**Short exercise:** Repeat exactly each line of the data provided below.

· · ·

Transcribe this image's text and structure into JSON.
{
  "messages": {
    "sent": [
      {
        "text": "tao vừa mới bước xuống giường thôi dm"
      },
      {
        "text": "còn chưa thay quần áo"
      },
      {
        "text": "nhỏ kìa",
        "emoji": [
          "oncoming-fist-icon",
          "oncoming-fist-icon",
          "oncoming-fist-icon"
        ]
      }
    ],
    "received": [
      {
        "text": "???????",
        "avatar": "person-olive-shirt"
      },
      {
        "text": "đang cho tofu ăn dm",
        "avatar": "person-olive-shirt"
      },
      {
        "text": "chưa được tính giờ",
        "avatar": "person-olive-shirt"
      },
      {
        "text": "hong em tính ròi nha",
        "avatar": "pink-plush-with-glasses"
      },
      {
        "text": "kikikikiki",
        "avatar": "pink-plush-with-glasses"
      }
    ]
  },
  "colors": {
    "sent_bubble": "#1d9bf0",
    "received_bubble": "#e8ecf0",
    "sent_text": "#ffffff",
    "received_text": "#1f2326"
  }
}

· · ·

**Expected answer:**
Transcribe this image's text and structure into JSON.
{
  "messages": {
    "sent": [
      {
        "text": "tao vừa mới bước xuống giường thôi dm"
      },
      {
        "text": "còn chưa thay quần áo"
      },
      {
        "text": "nhỏ kìa",
        "emoji": [
          "oncoming-fist-icon",
          "oncoming-fist-icon",
          "oncoming-fist-icon"
        ]
      }
    ],
    "received": [
      {
        "text": "???????",
        "avatar": "person-olive-shirt"
      },
      {
        "text": "đang cho tofu ăn dm",
        "avatar": "person-olive-shirt"
      },
      {
        "text": "chưa được tính giờ",
        "avatar": "person-olive-shirt"
      },
      {
        "text": "hong em tính ròi nha",
        "avatar": "pink-plush-with-glasses"
      },
      {
        "text": "kikikikiki",
        "avatar": "pink-plush-with-glasses"
      }
    ]
  },
  "colors": {
    "sent_bubble": "#1d9bf0",
    "received_bubble": "#e8ecf0",
    "sent_text": "#ffffff",
    "received_text": "#1f2326"
  }
}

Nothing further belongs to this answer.